-- START --
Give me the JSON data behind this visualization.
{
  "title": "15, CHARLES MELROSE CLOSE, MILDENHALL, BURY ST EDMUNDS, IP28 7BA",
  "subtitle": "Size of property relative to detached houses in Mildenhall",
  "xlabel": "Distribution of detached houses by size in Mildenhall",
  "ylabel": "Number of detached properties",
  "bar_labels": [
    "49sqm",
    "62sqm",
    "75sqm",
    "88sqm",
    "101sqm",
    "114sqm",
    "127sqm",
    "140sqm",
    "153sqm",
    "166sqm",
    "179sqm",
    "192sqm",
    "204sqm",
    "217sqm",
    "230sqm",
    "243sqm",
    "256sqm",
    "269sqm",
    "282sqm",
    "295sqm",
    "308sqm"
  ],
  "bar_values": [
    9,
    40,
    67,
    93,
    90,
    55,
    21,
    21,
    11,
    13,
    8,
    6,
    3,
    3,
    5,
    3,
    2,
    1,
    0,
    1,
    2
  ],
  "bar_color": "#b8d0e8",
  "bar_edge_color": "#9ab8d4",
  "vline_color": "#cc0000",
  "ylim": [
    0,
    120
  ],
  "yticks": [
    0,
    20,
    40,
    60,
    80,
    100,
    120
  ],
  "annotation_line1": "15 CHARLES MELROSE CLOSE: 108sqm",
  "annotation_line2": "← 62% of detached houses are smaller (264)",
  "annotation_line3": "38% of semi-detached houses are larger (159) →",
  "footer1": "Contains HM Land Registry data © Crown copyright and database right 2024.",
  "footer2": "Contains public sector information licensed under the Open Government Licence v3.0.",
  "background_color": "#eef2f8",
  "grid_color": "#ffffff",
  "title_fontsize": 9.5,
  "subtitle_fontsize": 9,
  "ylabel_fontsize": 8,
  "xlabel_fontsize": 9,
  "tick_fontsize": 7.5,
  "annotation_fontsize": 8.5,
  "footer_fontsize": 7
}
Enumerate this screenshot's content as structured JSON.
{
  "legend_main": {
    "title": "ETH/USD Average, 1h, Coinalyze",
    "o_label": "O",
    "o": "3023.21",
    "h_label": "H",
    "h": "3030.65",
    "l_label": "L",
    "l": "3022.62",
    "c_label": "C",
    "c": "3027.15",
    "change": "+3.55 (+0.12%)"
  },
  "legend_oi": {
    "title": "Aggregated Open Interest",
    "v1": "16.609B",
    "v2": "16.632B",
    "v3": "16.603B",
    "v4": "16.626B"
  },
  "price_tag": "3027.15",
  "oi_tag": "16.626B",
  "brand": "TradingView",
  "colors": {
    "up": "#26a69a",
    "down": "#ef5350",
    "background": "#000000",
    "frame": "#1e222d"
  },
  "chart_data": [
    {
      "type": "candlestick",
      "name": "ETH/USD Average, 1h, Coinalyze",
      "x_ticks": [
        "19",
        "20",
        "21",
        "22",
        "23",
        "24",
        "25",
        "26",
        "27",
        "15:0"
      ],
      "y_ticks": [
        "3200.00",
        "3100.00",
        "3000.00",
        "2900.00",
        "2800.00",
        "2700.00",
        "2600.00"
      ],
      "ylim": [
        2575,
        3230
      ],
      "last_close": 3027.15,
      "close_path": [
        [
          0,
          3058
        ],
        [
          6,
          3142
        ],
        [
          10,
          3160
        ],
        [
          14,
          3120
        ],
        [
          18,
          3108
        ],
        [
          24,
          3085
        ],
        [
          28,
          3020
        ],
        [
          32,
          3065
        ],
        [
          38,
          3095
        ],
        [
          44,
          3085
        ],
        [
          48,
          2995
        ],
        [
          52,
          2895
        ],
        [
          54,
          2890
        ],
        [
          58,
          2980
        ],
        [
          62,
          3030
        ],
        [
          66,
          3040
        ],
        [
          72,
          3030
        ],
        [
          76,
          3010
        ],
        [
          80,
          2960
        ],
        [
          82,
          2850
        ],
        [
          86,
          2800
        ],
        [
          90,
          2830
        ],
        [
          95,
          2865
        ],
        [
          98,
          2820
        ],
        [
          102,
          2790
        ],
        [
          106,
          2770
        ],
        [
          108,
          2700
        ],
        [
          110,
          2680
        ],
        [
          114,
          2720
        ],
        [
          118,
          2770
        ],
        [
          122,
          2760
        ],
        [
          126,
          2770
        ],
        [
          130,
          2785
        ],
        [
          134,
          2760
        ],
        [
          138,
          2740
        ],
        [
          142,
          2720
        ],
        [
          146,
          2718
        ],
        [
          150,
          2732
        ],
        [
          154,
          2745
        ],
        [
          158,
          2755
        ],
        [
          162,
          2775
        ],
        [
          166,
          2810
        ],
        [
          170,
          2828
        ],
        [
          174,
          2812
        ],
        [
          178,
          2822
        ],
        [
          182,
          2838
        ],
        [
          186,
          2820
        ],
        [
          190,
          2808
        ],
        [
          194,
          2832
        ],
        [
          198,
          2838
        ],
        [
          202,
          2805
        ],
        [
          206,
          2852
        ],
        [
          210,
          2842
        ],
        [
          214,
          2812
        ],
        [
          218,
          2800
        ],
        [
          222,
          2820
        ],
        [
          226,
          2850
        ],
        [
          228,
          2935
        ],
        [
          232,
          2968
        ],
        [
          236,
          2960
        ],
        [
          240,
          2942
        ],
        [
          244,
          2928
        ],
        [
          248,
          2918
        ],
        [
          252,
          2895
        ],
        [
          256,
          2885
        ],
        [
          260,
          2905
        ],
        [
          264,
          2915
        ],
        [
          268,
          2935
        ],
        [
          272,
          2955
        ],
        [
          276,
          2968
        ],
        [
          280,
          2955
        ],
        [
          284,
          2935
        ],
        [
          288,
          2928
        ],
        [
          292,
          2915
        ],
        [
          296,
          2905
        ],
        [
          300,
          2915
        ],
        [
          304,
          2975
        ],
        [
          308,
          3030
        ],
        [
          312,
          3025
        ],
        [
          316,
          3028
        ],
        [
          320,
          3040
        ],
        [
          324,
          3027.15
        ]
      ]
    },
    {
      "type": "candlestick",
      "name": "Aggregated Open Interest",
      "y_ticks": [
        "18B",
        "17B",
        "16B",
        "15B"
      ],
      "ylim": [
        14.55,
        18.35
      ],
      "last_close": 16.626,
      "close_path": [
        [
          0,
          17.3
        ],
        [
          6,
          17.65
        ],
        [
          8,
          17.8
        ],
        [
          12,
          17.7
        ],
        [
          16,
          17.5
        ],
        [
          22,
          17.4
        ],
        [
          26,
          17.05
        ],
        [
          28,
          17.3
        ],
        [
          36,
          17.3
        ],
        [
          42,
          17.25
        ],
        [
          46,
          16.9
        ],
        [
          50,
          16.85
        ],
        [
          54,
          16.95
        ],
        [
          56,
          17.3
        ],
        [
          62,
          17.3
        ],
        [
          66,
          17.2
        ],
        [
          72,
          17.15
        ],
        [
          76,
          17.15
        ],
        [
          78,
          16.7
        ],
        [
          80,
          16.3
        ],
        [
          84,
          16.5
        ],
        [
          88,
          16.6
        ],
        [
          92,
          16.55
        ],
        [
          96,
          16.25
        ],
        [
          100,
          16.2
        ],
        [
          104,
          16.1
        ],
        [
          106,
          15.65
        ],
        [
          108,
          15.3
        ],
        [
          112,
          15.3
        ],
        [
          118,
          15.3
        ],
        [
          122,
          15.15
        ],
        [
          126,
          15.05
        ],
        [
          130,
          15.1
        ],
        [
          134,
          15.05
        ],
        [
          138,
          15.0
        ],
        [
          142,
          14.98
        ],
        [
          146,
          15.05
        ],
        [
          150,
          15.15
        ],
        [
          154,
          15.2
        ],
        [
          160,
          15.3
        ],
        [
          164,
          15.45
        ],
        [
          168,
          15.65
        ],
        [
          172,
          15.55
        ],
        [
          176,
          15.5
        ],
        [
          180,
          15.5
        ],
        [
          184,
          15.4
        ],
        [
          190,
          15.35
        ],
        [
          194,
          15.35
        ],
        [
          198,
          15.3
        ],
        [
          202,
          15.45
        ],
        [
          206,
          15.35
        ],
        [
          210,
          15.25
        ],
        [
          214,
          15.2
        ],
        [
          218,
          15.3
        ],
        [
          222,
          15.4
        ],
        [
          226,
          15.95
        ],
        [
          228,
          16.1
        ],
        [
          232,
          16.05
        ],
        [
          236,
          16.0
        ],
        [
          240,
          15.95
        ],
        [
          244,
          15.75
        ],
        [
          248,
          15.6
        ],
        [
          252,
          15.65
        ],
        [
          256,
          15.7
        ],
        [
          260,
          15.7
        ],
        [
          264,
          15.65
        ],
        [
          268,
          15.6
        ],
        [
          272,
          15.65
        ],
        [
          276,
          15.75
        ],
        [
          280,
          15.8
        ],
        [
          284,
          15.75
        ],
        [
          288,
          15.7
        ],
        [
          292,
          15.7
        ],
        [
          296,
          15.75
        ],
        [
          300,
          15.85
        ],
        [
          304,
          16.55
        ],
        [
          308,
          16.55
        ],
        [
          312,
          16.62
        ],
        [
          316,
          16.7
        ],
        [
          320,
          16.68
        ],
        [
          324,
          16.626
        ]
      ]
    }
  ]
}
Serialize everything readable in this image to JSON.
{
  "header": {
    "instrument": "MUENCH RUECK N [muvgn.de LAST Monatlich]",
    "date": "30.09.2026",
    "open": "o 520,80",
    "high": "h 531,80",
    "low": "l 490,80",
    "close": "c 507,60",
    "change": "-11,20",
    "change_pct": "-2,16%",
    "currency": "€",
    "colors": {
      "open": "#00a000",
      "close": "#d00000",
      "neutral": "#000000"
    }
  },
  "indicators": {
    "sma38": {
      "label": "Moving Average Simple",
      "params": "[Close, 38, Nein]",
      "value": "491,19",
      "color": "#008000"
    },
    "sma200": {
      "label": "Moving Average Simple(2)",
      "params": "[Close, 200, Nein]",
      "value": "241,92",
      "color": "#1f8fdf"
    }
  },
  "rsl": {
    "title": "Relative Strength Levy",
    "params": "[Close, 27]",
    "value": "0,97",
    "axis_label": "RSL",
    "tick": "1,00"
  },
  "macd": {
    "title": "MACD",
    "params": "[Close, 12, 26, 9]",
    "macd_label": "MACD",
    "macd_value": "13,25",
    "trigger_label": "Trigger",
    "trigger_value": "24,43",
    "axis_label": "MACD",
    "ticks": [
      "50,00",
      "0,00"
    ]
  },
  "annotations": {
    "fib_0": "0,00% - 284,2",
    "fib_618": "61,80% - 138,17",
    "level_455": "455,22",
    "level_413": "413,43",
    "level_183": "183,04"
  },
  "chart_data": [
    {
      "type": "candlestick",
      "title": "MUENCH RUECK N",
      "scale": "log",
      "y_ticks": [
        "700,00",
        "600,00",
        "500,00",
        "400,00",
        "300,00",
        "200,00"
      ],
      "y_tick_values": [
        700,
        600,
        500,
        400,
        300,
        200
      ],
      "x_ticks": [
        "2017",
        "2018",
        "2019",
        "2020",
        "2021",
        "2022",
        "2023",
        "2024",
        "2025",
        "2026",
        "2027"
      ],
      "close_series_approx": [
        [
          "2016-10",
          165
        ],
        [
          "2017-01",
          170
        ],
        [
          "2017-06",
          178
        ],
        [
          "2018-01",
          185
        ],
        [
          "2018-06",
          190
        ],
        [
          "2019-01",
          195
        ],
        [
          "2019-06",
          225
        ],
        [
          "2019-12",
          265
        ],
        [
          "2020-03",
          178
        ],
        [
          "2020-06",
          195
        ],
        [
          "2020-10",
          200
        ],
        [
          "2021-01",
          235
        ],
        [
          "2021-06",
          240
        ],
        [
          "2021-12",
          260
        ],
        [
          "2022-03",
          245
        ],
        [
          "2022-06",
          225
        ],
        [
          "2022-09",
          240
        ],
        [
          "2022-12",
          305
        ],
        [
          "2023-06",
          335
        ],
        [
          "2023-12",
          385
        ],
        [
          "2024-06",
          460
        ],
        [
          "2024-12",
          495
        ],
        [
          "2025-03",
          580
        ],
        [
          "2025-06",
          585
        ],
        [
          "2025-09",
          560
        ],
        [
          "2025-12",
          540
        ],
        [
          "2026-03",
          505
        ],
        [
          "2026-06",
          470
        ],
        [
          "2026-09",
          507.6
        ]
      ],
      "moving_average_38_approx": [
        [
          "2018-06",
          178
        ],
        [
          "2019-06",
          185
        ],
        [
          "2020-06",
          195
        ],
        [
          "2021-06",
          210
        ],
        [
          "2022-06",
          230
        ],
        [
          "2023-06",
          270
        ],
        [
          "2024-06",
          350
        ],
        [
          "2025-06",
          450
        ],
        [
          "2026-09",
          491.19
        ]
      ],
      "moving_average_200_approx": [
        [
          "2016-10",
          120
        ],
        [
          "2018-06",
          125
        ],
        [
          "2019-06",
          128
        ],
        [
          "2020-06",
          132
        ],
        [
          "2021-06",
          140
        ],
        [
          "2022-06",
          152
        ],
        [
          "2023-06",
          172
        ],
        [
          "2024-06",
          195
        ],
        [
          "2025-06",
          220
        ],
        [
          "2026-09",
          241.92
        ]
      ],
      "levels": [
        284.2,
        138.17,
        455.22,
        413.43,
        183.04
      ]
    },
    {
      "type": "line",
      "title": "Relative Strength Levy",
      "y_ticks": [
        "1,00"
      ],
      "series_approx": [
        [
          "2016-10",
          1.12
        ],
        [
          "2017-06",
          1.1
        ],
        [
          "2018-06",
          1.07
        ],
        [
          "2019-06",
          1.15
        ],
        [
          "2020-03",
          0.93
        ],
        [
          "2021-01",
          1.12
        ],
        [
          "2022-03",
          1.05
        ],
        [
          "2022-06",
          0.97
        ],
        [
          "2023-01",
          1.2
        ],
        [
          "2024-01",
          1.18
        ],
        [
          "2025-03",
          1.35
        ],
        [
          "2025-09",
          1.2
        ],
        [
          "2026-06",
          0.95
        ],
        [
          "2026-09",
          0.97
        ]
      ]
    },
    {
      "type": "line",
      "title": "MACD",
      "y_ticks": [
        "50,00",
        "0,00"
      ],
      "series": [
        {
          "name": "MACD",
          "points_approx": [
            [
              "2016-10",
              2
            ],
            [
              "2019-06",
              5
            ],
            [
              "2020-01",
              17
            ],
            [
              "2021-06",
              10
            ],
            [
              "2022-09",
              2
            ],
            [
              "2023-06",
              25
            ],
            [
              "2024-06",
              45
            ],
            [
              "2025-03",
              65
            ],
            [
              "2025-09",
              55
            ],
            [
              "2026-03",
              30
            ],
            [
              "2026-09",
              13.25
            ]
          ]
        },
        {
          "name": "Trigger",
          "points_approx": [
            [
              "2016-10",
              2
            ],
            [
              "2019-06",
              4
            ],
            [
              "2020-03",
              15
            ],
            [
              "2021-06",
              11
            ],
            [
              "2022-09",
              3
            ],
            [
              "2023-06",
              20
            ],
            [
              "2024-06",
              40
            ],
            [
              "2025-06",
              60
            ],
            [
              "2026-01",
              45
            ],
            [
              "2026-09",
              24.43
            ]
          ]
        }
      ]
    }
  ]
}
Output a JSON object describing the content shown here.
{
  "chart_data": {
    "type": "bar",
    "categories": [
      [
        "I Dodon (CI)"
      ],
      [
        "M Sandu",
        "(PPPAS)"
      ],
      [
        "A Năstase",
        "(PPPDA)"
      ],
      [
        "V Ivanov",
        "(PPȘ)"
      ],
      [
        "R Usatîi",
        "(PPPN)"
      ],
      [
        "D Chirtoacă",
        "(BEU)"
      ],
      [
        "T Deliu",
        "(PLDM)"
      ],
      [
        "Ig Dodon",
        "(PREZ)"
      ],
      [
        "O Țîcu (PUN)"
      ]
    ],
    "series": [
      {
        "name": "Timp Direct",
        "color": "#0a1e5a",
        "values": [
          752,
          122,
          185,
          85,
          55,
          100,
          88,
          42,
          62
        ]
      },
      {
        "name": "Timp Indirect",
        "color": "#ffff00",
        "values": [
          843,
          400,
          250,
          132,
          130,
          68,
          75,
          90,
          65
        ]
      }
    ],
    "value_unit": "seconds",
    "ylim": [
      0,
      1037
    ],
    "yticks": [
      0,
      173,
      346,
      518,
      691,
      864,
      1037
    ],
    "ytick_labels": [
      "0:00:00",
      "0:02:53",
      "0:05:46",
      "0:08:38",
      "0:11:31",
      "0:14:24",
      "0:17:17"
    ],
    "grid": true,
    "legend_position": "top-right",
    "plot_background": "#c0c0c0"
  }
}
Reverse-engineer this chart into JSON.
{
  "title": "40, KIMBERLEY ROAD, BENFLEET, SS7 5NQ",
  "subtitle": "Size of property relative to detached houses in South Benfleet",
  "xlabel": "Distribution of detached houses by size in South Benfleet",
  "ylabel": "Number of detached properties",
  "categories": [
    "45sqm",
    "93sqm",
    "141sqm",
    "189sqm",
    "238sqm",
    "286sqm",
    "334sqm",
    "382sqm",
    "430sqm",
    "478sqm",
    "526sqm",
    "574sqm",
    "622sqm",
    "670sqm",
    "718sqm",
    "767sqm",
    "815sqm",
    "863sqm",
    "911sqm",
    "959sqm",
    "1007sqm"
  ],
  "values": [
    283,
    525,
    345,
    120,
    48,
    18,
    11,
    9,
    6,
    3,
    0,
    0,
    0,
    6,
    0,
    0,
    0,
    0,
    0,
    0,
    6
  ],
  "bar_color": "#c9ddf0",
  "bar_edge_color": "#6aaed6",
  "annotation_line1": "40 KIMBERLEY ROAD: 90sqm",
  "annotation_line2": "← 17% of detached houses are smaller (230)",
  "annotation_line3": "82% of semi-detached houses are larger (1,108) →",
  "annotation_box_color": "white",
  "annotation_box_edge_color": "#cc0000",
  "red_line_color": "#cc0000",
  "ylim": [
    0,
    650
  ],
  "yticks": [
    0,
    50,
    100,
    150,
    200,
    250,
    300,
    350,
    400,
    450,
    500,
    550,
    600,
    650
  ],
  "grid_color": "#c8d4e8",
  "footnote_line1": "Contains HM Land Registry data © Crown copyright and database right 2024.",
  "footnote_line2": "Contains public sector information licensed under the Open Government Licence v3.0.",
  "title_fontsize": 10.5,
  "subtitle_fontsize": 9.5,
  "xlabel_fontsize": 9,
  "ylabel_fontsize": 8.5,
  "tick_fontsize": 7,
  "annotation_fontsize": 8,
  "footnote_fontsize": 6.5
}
-- END --
[GIVEN TASK]
From the line that contains "Reverse-engineer this chart into JSON." down to the last line of the listing above, repeat each line exactly, and include nothing else.

[EXERCISE SOLUTION]
Reverse-engineer this chart into JSON.
{
  "title": "40, KIMBERLEY ROAD, BENFLEET, SS7 5NQ",
  "subtitle": "Size of property relative to detached houses in South Benfleet",
  "xlabel": "Distribution of detached houses by size in South Benfleet",
  "ylabel": "Number of detached properties",
  "categories": [
    "45sqm",
    "93sqm",
    "141sqm",
    "189sqm",
    "238sqm",
    "286sqm",
    "334sqm",
    "382sqm",
    "430sqm",
    "478sqm",
    "526sqm",
    "574sqm",
    "622sqm",
    "670sqm",
    "718sqm",
    "767sqm",
    "815sqm",
    "863sqm",
    "911sqm",
    "959sqm",
    "1007sqm"
  ],
  "values": [
    283,
    525,
    345,
    120,
    48,
    18,
    11,
    9,
    6,
    3,
    0,
    0,
    0,
    6,
    0,
    0,
    0,
    0,
    0,
    0,
    6
  ],
  "bar_color": "#c9ddf0",
  "bar_edge_color": "#6aaed6",
  "annotation_line1": "40 KIMBERLEY ROAD: 90sqm",
  "annotation_line2": "← 17% of detached houses are smaller (230)",
  "annotation_line3": "82% of semi-detached houses are larger (1,108) →",
  "annotation_box_color": "white",
  "annotation_box_edge_color": "#cc0000",
  "red_line_color": "#cc0000",
  "ylim": [
    0,
    650
  ],
  "yticks": [
    0,
    50,
    100,
    150,
    200,
    250,
    300,
    350,
    400,
    450,
    500,
    550,
    600,
    650
  ],
  "grid_color": "#c8d4e8",
  "footnote_line1": "Contains HM Land Registry data © Crown copyright and database right 2024.",
  "footnote_line2": "Contains public sector information licensed under the Open Government Licence v3.0.",
  "title_fontsize": 10.5,
  "subtitle_fontsize": 9.5,
  "xlabel_fontsize": 9,
  "ylabel_fontsize": 8.5,
  "tick_fontsize": 7,
  "annotation_fontsize": 8,
  "footnote_fontsize": 6.5
}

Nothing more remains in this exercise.